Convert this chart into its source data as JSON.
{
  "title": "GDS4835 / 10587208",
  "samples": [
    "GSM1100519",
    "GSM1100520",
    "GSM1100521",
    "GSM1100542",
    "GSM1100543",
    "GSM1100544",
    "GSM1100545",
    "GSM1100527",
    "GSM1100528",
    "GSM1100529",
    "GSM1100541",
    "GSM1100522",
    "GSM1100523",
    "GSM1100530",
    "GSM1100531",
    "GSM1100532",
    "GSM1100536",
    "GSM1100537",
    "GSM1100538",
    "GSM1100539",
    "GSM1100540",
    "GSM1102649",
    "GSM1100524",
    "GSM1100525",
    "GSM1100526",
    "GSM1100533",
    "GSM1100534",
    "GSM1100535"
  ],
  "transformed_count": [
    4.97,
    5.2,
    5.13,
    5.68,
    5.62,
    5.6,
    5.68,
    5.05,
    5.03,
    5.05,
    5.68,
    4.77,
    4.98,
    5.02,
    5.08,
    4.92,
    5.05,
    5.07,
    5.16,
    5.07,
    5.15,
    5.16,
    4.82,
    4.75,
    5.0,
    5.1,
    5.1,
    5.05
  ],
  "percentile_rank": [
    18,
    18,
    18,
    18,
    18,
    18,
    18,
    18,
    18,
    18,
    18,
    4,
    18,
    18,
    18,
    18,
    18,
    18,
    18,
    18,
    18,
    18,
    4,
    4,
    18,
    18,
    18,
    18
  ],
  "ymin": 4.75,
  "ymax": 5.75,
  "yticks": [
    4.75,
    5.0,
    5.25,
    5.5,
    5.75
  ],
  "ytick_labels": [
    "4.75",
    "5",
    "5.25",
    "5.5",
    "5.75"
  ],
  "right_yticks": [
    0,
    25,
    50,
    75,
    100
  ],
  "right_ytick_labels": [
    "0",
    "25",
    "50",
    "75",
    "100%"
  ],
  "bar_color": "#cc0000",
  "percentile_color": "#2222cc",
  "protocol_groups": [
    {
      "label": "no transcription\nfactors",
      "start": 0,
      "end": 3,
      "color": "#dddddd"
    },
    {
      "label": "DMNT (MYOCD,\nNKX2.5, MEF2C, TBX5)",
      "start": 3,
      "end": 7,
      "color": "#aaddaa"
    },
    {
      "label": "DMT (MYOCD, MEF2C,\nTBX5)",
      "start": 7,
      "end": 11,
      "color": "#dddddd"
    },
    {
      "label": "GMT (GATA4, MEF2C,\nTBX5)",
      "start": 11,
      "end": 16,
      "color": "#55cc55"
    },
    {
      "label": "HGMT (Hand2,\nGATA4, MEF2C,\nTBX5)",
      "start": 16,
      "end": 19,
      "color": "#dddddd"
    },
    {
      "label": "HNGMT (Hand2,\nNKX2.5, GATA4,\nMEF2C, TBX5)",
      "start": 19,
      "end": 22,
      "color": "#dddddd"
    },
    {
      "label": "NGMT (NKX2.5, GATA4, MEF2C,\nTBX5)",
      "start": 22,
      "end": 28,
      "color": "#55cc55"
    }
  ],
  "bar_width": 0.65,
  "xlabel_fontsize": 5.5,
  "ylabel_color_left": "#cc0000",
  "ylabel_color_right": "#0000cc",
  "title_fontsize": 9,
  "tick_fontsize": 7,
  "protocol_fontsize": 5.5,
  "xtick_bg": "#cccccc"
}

## GIVEN INSTRUCTION
Gather from the records above every line containing the string "MYOCD".

## THE RESULT
      "label": "DMNT (MYOCD,\nNKX2.5, MEF2C, TBX5)",
      "label": "DMT (MYOCD, MEF2C,\nTBX5)",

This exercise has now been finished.